▸ **PROBLEM STATEMENT**: Convert every listing into a numbered list with one line per item, skipping any blank lines. Leave the pictures out of your answer.

Region and label listings:
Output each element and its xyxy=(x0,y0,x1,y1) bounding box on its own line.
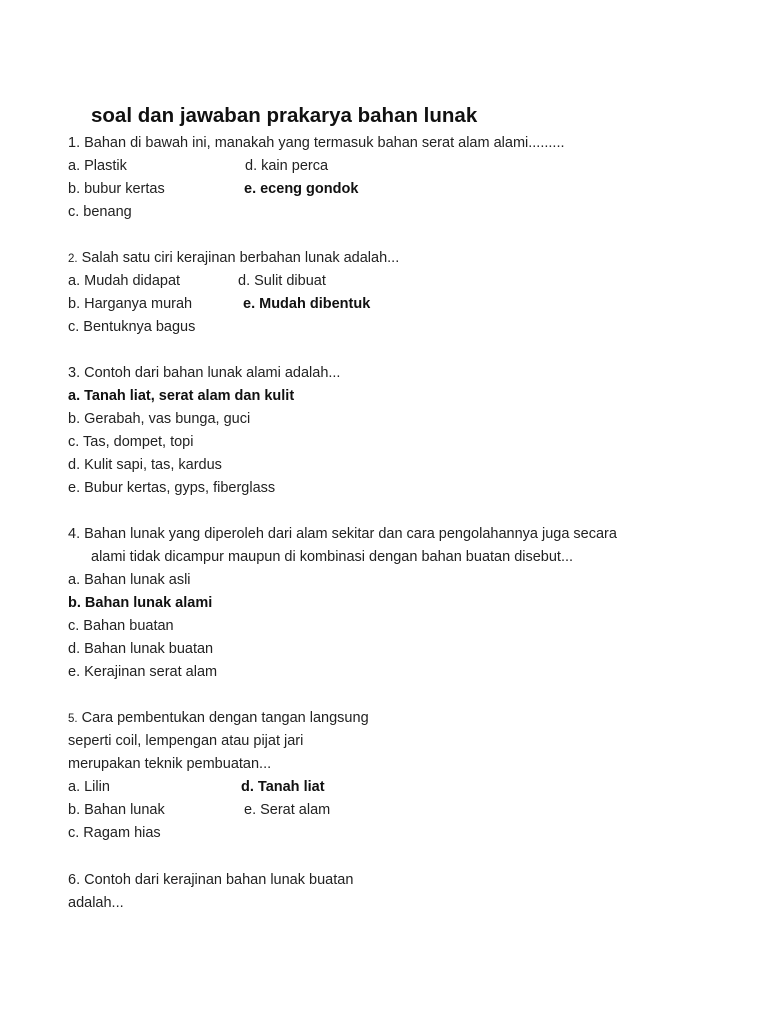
q4-option-e: e. Kerajinan serat alam xyxy=(68,664,218,680)
q4-option-b-answer: b. Bahan lunak alami xyxy=(68,595,213,611)
question-1-row-1 xyxy=(68,155,329,178)
q2-option-c: c. Bentuknya bagus xyxy=(68,319,196,335)
q5-number: 5. xyxy=(68,713,78,725)
q5-option-d-answer: d. Tanah liat xyxy=(241,779,325,795)
q5-option-c: c. Ragam hias xyxy=(68,825,161,841)
q3-option-a-answer: a. Tanah liat, serat alam dan kulit xyxy=(68,388,295,404)
q4-option-a: a. Bahan lunak asli xyxy=(68,572,191,588)
q1-option-e-answer: e. eceng gondok xyxy=(244,181,359,197)
question-5-text-line-2: seperti coil, lempengan atau pijat jari xyxy=(68,733,304,749)
question-5-text-line-1 xyxy=(68,707,369,730)
question-2-text xyxy=(68,247,399,270)
question-6-text-line-1: 6. Contoh dari kerajinan bahan lunak buatan xyxy=(68,872,354,888)
q5-option-a: a. Lilin xyxy=(68,779,110,795)
q5-option-e: e. Serat alam xyxy=(244,802,331,818)
q4-option-c: c. Bahan buatan xyxy=(68,618,174,634)
question-5-row-2 xyxy=(68,799,331,822)
q3-option-d: d. Kulit sapi, tas, kardus xyxy=(68,457,222,473)
q5-option-b: b. Bahan lunak xyxy=(68,802,165,818)
q4-option-d: d. Bahan lunak buatan xyxy=(68,641,214,657)
q1-option-d: d. kain perca xyxy=(245,158,329,174)
q2-option-e-answer: e. Mudah dibentuk xyxy=(243,296,371,312)
q1-option-a: a. Plastik xyxy=(68,158,127,174)
q1-option-b: b. bubur kertas xyxy=(68,181,165,197)
q1-option-c: c. benang xyxy=(68,204,132,220)
question-2-row-1 xyxy=(68,270,326,293)
q3-option-e: e. Bubur kertas, gyps, fiberglass xyxy=(68,480,276,496)
question-5-row-1 xyxy=(68,776,325,799)
question-4-text-line-1: 4. Bahan lunak yang diperoleh dari alam sekitar dan cara pengolahannya juga secara xyxy=(68,526,617,542)
q2-question: Salah satu ciri kerajinan berbahan lunak adalah... xyxy=(77,250,400,266)
document-title: soal dan jawaban prakarya bahan lunak xyxy=(91,104,478,127)
q2-option-b: b. Harganya murah xyxy=(68,296,193,312)
question-4-text-line-2: alami tidak dicampur maupun di kombinasi dengan bahan buatan disebut... xyxy=(91,549,574,565)
question-1-text: 1. Bahan di bawah ini, manakah yang termasuk bahan serat alam alami......... xyxy=(68,135,565,151)
question-3-text: 3. Contoh dari bahan lunak alami adalah... xyxy=(68,365,341,381)
q5-question-line-1: Cara pembentukan dengan tangan langsung xyxy=(77,710,369,726)
q3-option-b: b. Gerabah, vas bunga, guci xyxy=(68,411,251,427)
question-5-text-line-3: merupakan teknik pembuatan... xyxy=(68,756,272,772)
q2-option-d: d. Sulit dibuat xyxy=(238,273,326,289)
q2-option-a: a. Mudah didapat xyxy=(68,273,181,289)
question-6-text-line-2: adalah... xyxy=(68,895,124,911)
q3-option-c: c. Tas, dompet, topi xyxy=(68,434,194,450)
question-1-row-2 xyxy=(68,178,359,201)
question-2-row-2 xyxy=(68,293,371,316)
q2-number: 2. xyxy=(68,253,78,265)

▸ **PROBLEM SOLUTION**:
1. Output each element and its xyxy=(x0,y0,x1,y1) bounding box on its own line.
2. q4-option-e: e. Kerajinan serat alam xyxy=(68,664,218,680)
3. q4-option-b-answer: b. Bahan lunak alami xyxy=(68,595,213,611)
4. question-1-row-1 xyxy=(68,155,329,178)
5. q2-option-c: c. Bentuknya bagus xyxy=(68,319,196,335)
6. q5-number: 5. xyxy=(68,713,78,725)
7. q5-option-d-answer: d. Tanah liat xyxy=(241,779,325,795)
8. q5-option-c: c. Ragam hias xyxy=(68,825,161,841)
9. q3-option-a-answer: a. Tanah liat, serat alam dan kulit xyxy=(68,388,295,404)
10. q4-option-a: a. Bahan lunak asli xyxy=(68,572,191,588)
11. q1-option-e-answer: e. eceng gondok xyxy=(244,181,359,197)
12. question-5-text-line-2: seperti coil, lempengan atau pijat jari xyxy=(68,733,304,749)
13. question-5-text-line-1 xyxy=(68,707,369,730)
14. question-2-text xyxy=(68,247,399,270)
15. question-6-text-line-1: 6. Contoh dari kerajinan bahan lunak buatan xyxy=(68,872,354,888)
16. q5-option-a: a. Lilin xyxy=(68,779,110,795)
17. q5-option-e: e. Serat alam xyxy=(244,802,331,818)
18. q4-option-c: c. Bahan buatan xyxy=(68,618,174,634)
19. question-5-row-2 xyxy=(68,799,331,822)
20. q3-option-d: d. Kulit sapi, tas, kardus xyxy=(68,457,222,473)
21. q5-option-b: b. Bahan lunak xyxy=(68,802,165,818)
22. q4-option-d: d. Bahan lunak buatan xyxy=(68,641,214,657)
23. q1-option-d: d. kain perca xyxy=(245,158,329,174)
24. q2-option-e-answer: e. Mudah dibentuk xyxy=(243,296,371,312)
25. q1-option-a: a. Plastik xyxy=(68,158,127,174)
26. q1-option-b: b. bubur kertas xyxy=(68,181,165,197)
27. q1-option-c: c. benang xyxy=(68,204,132,220)
28. question-2-row-1 xyxy=(68,270,326,293)
29. q3-option-e: e. Bubur kertas, gyps, fiberglass xyxy=(68,480,276,496)
30. question-5-row-1 xyxy=(68,776,325,799)
31. question-4-text-line-1: 4. Bahan lunak yang diperoleh dari alam sekitar dan cara pengolahannya juga secara xyxy=(68,526,617,542)
32. q2-question: Salah satu ciri kerajinan berbahan lunak adalah... xyxy=(77,250,400,266)
33. document-title: soal dan jawaban prakarya bahan lunak xyxy=(91,104,478,127)
34. q2-option-b: b. Harganya murah xyxy=(68,296,193,312)
35. question-4-text-line-2: alami tidak dicampur maupun di kombinasi dengan bahan buatan disebut... xyxy=(91,549,574,565)
36. question-1-text: 1. Bahan di bawah ini, manakah yang termasuk bahan serat alam alami......... xyxy=(68,135,565,151)
37. question-3-text: 3. Contoh dari bahan lunak alami adalah... xyxy=(68,365,341,381)
38. q5-question-line-1: Cara pembentukan dengan tangan langsung xyxy=(77,710,369,726)
39. q3-option-b: b. Gerabah, vas bunga, guci xyxy=(68,411,251,427)
40. question-5-text-line-3: merupakan teknik pembuatan... xyxy=(68,756,272,772)
41. q2-option-d: d. Sulit dibuat xyxy=(238,273,326,289)
42. q2-option-a: a. Mudah didapat xyxy=(68,273,181,289)
43. question-6-text-line-2: adalah... xyxy=(68,895,124,911)
44. q3-option-c: c. Tas, dompet, topi xyxy=(68,434,194,450)
45. question-1-row-2 xyxy=(68,178,359,201)
46. question-2-row-2 xyxy=(68,293,371,316)
47. q2-number: 2. xyxy=(68,253,78,265)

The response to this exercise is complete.